What to do:
1. In the WTA matches countdown, who ended Petra Cetkovska's run at the 2015 US Open, and in which round?
2. Continue the WTA matches countdown from its last sentence.

Simona Halep and Caroline Wozniacki both feature twice in part two of the countdown of my favourite WTA matches of 2015. In case you missed it, you can read part one HERE which featured some sentimental choices with my favourite live matches of 2015. Read on for part two which features matches 15 to 11.
15. Cetkovska d. Wozniacki, 6-4 5-7 7-6(1) (US Open, R2)
One of the early shocks from a wild US Open was Petra Cetkovska’s three set win over Caroline Wozniacki in the second round. While it was a surprising result, Cetkovska’s talent has never been doubted. The Czech player has faced adversity all through her life, suffering a brain injury when she was younger and dealing with all kinds of injuries through her career. A cult favourite amongst WTA tennis fans and known for her wonderful production of groundstrokes, it all came together for Petra in this match.
Showcasing her all-court game, Cetkovska hit a whopping 61 winners to prevail against the 2014 US Open finalist. Hitting winners from both wings, unsettling the Dane with her backhand slice and displaying a superb transition game, this was a tremendous performance from Cetkovska. The Czech player nearly let things slip, losing the second set having led 6-4 *4-1. It looked like a classic Woz comeback was on the cards and the general consensus was that Cetkovska would fold thereafter.
Cetkovska fought admirably, saving four match points deep in the third set, all on fearless winners. Cetkovska played a flawless final set tiebreak to secure a fairytale win. Cetkovska won just two WTA main draw matches in 2015 and they both came at the US Open. Her run ended in the third round against the eventual champion, Flavia Pennetta. In fact, it was Pennetta’s toughest match of the fortnight, winning 6-4 in the decider. Cetkovska played just one more tournament in 2015 which ended in a retirement :-(. I hope we get to see a fully fit Petra in 2016.
Match Time: 3h 02
Match Stats: Cetkovska (61 winners and 60 unforced errors) and Wozniacki (23 winners and 32 unforced errors)
14. Halep d. Azarenka, 6-3 4-6 6-4 (US Open, QF)
Azarenka-Halep was one match-up that I really wanted to see in 2015 and it finally happened at the US Open. Prior to their quarter-final match, Azarenka had beaten Halep twice for the loss of a combined six games; however the pair hadn’t played since Halep’s meteoric rise up the rankings. Azarenka started this match with an early break, her confidence sky high after a fabulous win over Angelique Kerber in the third round. Halep though, came equipped with a smart gameplan and was able to exploit Azarenka’s movement and execute the down-the-line shot. It was a good serving day for Halep too who wrapped up the opening set, 6-3.

Rows:
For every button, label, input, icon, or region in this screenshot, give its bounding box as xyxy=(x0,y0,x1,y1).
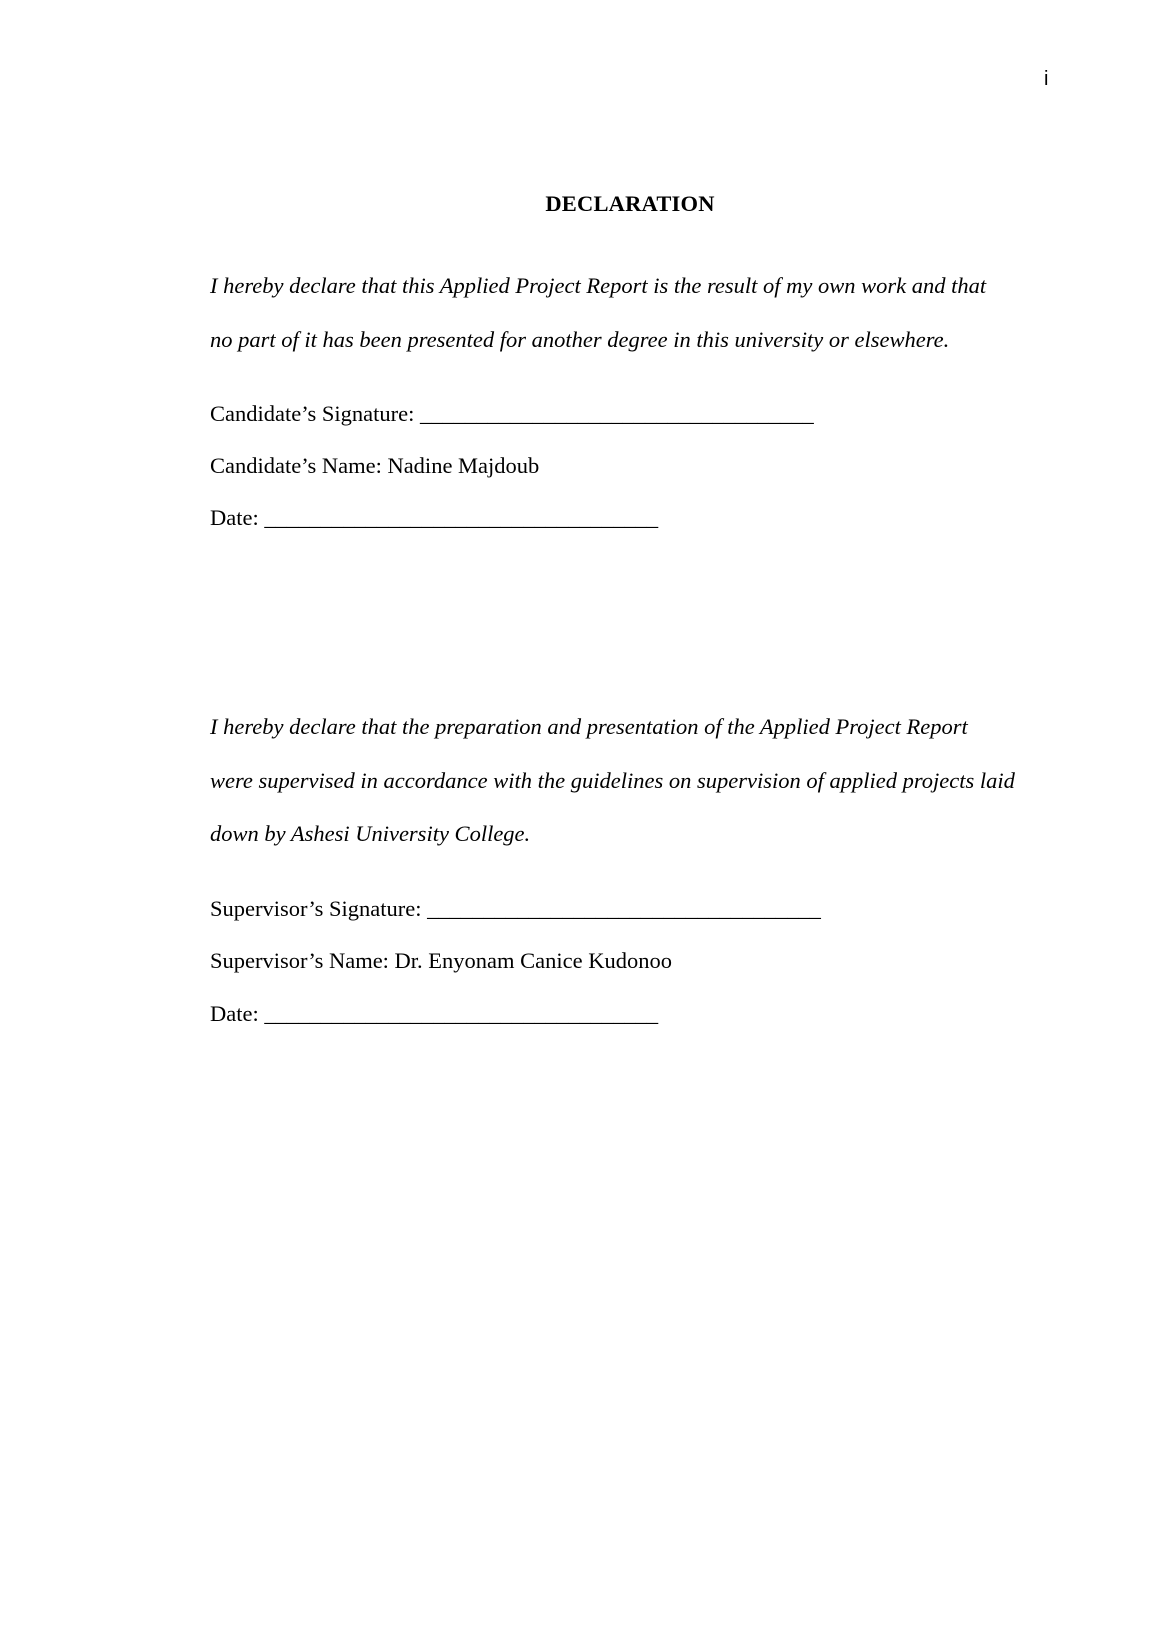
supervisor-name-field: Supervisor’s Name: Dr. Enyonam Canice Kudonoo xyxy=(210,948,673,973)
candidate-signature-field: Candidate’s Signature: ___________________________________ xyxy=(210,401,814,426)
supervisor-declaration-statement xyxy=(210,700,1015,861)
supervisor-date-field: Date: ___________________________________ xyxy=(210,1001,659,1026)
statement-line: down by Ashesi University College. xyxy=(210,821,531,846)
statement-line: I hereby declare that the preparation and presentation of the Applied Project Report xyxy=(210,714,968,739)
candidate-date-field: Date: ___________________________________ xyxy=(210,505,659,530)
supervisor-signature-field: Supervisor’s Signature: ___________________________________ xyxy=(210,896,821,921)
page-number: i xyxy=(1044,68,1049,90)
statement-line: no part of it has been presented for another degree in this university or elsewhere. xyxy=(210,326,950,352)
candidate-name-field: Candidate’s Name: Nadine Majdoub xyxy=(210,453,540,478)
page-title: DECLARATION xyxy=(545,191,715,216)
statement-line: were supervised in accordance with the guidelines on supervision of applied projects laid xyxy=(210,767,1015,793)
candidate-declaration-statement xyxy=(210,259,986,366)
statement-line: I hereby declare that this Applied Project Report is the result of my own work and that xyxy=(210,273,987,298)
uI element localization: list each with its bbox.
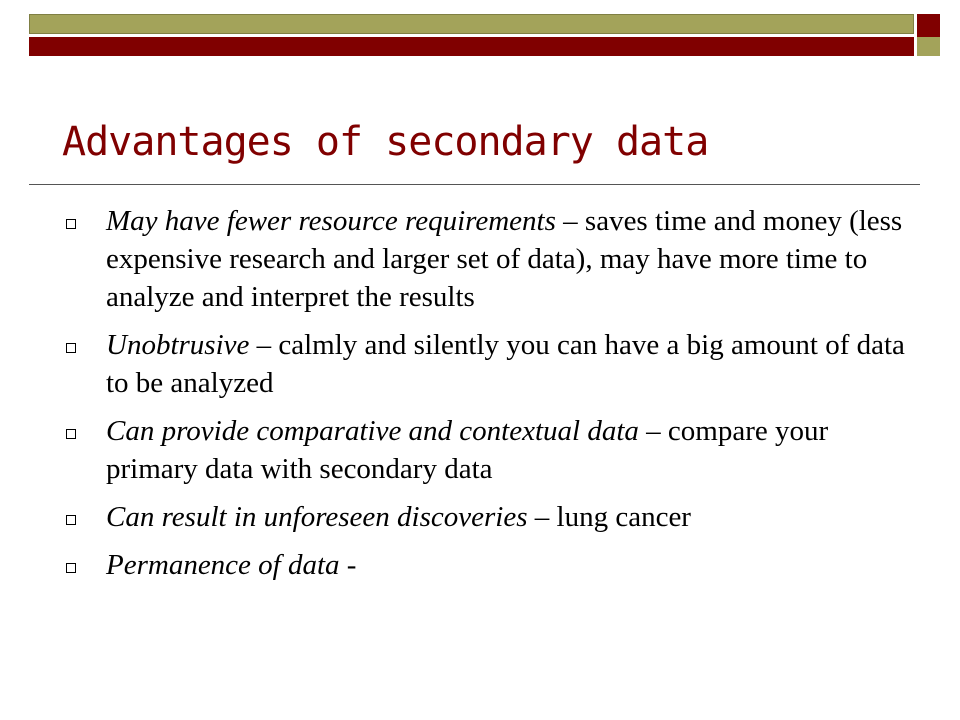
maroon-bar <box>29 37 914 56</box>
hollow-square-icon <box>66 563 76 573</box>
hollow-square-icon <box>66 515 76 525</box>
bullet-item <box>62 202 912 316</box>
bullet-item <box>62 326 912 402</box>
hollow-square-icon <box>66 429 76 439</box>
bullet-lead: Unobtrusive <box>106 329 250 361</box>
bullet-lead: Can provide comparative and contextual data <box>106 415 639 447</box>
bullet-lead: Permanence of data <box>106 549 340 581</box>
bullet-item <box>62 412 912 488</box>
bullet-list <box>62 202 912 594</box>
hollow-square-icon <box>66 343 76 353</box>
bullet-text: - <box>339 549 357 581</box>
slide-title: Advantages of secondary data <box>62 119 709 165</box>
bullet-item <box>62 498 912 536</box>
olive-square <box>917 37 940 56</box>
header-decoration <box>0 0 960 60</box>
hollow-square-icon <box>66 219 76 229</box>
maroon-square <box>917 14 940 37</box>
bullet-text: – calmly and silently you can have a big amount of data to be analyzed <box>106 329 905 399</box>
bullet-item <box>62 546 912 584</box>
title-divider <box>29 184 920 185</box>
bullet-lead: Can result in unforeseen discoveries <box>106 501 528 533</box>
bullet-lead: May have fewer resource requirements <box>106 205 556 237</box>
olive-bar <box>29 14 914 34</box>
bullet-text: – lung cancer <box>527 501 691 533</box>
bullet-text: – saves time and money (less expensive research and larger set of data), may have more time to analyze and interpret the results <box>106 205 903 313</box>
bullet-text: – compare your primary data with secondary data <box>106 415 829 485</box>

Answers for this exercise:
1. Flavia Pennetta, the eventual champion, in the third round.

2.
Halep continued to be aggressive and proactive in the second set but Azarenka, tenacious as ever, began to take more chances and step into the court. While she failed to serve out the second set, a mistimed backhand from Halep saw the Romanian player surrender her serve and the second set. The third set began with a bang, as the pair played out some cracking points. I was on the edge of my seat for most of this one because I had absolutely no idea who would prevail. A rain delay came early on in the third set (a blessing in disguise as it allowed me to watch Bake Off!) but play resumed later that afternoon.
In a match of fine margins, Azarenka had a game point to go up 4-3, but Halep managed to secure the break and then held her nerve to seal the win. A few errors creeped into Azarenka’s game towards the end while Halep fully committed to an aggressive gameplan and was so accurate with her dreamy down-the-line winners. This was arguably Halep’s best win at a Grand Slam and her stats were pretty incredible! Halep’s reaction after match point said it all…
Match Time: 2h 40
Match Stats: Halep (40 winners to 19 unforced errors) and Azarenka (38 winners to 42 unforced errors)
13. Kerber d. Keys, 6-2 4-6 7-5 (Charleston, Final)
Following up their fabulous final in Eastbourne last year, Angelique Kerber turned the tables on Madison Keys to snap a four match losing streak in finals. This is a fun match-up between two different game styles and it was a fitting way to end the Family Circle Cup in Charleston, one of my favourite stops on the WTA calendar. In many ways, it was an unlikely final; Keys has always written off her chances on clay (although she is better suited to the green clay compared to red clay) and had a 1-2 W-L record since reaching the Australian Open semi-finals. Kerber’s form had been even more dreary, going 2-5 since Melbourne.
In challenging conditions, Keys began in dreadful form, hitting seven consecutive unforced errors to start. The American player settled into a groove midway through the first set but Kerber held on and then ran away with it once more, taking the first set, 6-2. Mentally, Keys stepped up her game in the second set; she saved a break point at 4-4 before breaking Kerber in the next game for the set with a huge forehand winner. It never gets boring watching Keys hit the absolute crap out of the ball. The raw power she can generate, particularly on the forehand side, is pretty spectacular.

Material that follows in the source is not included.